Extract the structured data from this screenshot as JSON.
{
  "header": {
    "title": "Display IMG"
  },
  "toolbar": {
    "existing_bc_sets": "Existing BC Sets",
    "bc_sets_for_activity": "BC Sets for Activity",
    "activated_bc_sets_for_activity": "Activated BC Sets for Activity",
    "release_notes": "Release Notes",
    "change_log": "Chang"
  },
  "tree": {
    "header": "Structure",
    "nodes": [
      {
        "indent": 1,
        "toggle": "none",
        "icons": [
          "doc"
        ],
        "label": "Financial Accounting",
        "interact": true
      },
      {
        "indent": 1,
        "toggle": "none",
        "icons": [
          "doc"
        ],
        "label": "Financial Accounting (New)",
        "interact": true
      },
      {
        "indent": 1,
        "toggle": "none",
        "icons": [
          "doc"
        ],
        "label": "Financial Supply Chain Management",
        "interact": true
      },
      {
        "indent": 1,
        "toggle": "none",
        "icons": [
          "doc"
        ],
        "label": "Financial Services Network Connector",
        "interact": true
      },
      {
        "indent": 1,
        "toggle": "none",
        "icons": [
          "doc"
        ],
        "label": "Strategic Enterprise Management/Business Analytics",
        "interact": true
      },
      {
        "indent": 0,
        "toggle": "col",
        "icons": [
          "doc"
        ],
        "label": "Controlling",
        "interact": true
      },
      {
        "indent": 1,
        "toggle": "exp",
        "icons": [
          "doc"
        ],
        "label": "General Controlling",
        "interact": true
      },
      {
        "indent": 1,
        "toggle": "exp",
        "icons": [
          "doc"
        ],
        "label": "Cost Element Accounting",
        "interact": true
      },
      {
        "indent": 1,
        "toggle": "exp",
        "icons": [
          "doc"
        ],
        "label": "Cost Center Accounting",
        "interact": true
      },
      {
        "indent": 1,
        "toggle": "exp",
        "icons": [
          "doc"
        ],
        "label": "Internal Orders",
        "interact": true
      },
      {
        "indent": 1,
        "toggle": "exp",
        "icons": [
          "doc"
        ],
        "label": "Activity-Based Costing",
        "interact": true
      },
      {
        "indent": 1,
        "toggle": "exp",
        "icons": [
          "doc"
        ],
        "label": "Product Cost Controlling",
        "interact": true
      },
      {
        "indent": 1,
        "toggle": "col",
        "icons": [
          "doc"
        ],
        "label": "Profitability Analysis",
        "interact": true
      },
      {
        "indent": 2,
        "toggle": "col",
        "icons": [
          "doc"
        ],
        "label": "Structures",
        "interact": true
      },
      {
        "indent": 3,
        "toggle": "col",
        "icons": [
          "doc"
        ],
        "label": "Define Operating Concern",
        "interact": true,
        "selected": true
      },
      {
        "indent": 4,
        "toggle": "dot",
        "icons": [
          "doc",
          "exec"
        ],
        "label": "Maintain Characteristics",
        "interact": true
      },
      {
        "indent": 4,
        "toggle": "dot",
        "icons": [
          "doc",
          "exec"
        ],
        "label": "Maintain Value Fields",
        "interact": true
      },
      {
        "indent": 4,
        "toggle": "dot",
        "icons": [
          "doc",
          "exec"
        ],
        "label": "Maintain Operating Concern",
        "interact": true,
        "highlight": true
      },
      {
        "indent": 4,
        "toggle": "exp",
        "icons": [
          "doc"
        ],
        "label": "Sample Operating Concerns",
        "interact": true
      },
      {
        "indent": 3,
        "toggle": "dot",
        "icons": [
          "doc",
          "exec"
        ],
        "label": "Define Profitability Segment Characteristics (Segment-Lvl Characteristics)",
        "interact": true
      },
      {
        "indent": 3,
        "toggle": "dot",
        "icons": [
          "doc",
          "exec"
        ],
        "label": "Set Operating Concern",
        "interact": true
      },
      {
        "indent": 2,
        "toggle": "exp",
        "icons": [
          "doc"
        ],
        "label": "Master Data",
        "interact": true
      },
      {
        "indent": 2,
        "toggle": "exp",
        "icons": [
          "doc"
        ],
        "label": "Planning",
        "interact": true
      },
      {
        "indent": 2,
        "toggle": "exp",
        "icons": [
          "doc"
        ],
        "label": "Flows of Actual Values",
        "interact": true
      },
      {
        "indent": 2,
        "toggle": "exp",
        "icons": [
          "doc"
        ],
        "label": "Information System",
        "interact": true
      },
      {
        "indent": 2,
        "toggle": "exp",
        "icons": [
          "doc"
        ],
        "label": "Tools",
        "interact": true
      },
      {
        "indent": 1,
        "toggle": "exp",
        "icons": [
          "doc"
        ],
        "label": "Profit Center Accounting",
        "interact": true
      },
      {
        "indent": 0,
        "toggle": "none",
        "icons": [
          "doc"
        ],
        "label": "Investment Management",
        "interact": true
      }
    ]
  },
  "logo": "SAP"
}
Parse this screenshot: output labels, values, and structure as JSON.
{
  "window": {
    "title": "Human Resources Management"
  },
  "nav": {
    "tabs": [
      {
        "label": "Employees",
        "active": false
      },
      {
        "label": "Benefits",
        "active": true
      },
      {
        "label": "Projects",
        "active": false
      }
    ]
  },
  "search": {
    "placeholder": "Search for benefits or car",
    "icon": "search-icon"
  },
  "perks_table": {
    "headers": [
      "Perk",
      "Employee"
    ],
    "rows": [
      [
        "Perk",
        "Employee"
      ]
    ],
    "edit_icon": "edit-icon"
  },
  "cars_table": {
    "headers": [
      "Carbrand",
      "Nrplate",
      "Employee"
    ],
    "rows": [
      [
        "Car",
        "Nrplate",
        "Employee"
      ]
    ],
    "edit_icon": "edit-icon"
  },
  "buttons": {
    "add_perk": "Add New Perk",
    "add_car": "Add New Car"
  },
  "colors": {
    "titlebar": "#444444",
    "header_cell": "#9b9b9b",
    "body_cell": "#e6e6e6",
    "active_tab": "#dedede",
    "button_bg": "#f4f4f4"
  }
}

────────────────────

Work required —
Reproduce each line of the material containing the word "Operating".

Response to the task —
        "label": "Define Operating Concern",
        "label": "Maintain Operating Concern",
        "label": "Sample Operating Concerns",
        "label": "Set Operating Concern",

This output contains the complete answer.